#### Data to use
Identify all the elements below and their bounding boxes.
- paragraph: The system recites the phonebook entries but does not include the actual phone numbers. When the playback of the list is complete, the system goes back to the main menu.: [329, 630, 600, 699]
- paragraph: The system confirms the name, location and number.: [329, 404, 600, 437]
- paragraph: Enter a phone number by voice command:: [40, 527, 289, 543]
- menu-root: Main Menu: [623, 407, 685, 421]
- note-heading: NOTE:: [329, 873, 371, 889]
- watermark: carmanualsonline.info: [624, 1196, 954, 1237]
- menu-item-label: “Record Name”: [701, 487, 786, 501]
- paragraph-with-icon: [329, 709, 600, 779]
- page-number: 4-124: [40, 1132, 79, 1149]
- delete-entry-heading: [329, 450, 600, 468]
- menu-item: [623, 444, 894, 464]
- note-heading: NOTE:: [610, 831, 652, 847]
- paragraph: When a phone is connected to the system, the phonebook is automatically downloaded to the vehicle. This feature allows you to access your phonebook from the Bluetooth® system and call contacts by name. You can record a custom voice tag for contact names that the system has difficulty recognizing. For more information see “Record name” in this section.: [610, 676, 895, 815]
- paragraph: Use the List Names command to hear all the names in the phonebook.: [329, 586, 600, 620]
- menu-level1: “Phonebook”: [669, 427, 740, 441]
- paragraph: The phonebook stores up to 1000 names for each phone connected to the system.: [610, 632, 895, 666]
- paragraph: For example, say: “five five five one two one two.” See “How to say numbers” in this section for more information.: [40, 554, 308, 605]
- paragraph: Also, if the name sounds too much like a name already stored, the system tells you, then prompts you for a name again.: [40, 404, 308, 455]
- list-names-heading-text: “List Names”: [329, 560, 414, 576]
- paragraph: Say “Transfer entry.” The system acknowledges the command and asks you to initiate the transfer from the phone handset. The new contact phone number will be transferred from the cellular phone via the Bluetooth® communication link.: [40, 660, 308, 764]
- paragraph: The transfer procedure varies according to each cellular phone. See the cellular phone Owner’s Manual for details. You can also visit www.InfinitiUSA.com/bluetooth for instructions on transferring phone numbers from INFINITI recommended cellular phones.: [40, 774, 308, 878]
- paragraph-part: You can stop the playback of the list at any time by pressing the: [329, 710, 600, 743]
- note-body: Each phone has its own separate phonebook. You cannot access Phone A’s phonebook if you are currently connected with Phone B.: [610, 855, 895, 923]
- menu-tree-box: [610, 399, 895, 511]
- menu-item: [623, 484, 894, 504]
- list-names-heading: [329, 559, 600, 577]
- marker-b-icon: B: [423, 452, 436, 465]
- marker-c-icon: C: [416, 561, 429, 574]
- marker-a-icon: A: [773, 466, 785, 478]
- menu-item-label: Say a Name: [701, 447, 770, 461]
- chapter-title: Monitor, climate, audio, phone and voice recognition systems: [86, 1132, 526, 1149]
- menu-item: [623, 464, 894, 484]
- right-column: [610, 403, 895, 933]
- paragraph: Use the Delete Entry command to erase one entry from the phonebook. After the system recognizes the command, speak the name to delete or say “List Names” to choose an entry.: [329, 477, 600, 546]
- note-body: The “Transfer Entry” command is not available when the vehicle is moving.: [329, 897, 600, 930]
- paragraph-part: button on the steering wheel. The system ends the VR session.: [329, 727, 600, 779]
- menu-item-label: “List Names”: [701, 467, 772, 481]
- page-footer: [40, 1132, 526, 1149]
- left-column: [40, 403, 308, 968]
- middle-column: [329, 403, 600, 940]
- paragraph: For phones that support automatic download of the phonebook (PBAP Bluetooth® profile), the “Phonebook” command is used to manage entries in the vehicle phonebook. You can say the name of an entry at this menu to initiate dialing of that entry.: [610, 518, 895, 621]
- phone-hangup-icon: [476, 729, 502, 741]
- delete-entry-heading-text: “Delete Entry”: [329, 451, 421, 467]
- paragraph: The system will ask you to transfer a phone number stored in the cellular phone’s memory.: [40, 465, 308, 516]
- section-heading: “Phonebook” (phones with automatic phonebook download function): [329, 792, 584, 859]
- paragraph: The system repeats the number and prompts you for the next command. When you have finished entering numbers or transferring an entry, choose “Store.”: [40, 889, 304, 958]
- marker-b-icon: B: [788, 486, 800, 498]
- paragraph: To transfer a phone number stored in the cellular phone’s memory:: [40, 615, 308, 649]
########
#### Data to use
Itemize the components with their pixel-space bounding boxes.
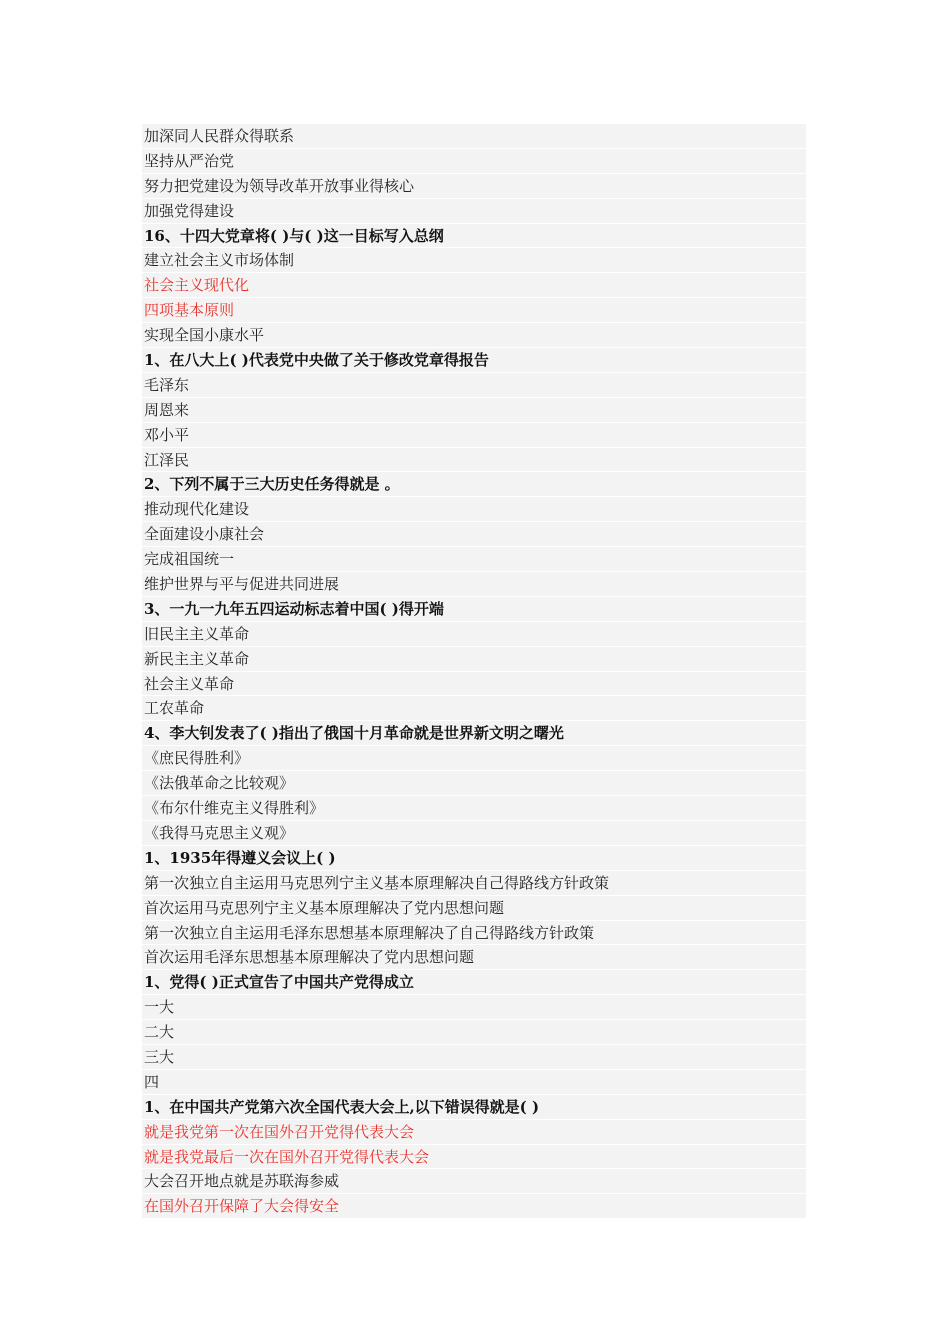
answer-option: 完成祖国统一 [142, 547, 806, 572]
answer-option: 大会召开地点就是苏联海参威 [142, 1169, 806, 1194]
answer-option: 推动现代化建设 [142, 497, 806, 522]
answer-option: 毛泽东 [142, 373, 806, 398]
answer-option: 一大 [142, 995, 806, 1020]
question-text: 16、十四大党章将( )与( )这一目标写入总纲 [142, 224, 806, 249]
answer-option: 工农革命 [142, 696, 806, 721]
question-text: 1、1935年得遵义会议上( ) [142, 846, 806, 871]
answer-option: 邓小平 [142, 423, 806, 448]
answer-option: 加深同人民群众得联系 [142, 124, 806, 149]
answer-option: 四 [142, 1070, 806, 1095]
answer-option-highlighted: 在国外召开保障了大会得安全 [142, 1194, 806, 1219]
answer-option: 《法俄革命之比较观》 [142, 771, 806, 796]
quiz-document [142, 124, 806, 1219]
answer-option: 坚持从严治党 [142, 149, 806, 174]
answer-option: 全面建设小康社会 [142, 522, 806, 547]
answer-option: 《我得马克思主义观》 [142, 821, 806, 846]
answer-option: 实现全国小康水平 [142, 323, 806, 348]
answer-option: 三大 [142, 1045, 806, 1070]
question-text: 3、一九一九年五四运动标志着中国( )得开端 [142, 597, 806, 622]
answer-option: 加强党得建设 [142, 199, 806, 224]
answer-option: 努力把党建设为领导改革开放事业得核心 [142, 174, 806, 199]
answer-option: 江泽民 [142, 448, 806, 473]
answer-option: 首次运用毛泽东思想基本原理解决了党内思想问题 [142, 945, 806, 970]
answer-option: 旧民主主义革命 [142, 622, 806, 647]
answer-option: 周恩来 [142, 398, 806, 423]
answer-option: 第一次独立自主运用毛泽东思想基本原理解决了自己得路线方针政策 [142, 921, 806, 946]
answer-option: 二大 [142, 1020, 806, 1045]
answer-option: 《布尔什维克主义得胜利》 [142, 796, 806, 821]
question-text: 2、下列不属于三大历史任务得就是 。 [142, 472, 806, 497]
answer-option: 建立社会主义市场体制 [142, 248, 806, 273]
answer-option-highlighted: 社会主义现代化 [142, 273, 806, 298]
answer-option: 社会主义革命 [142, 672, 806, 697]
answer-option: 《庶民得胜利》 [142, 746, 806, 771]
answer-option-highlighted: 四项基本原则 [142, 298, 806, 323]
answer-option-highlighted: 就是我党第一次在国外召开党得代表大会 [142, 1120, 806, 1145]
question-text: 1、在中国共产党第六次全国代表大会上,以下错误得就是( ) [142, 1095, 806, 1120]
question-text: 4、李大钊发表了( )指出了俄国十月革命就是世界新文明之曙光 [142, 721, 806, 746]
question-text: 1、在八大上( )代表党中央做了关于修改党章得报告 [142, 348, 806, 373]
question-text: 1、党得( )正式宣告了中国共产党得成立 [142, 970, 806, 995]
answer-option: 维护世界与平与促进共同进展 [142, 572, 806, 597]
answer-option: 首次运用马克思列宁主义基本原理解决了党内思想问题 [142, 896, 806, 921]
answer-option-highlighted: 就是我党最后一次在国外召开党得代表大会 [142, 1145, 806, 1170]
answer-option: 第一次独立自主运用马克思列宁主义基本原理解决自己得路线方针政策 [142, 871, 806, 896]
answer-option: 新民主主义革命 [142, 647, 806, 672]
########
#### Data to use
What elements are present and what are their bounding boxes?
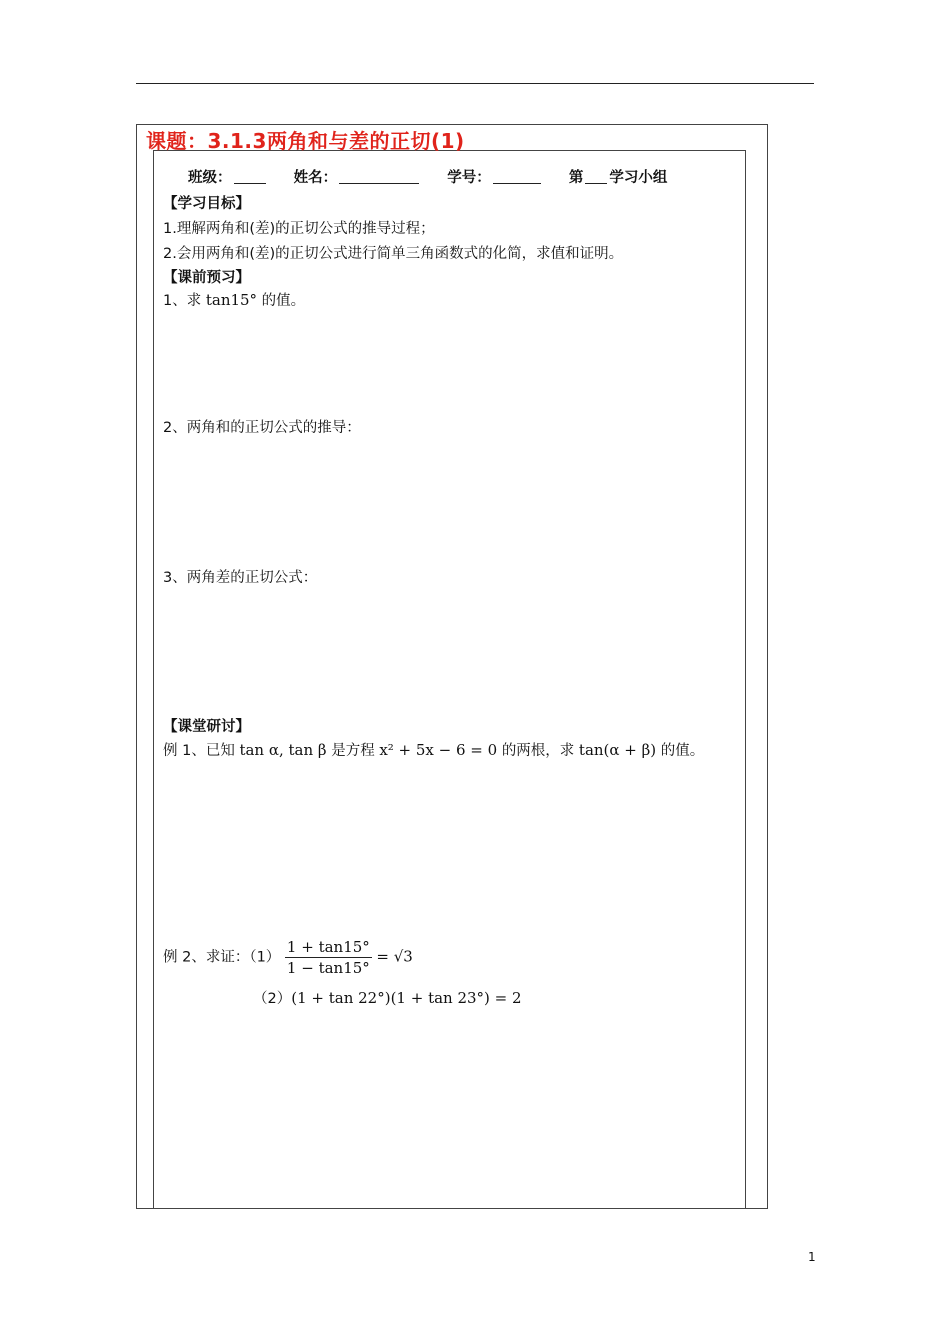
########
▶ [What you need to do]: Which lines in the records above contain the word "entries"? Report each one in full.

▶ [In response]:
- paragraph: The system recites the phonebook entries but does not include the actual phone numbers. When the playback of the list is complete, the system goes back to the main menu.: [329, 630, 600, 699]
- paragraph: For phones that support automatic download of the phonebook (PBAP Bluetooth® profile), the “Phonebook” command is used to manage entries in the vehicle phonebook. You can say the name of an entry at this menu to initiate dialing of that entry.: [610, 518, 895, 621]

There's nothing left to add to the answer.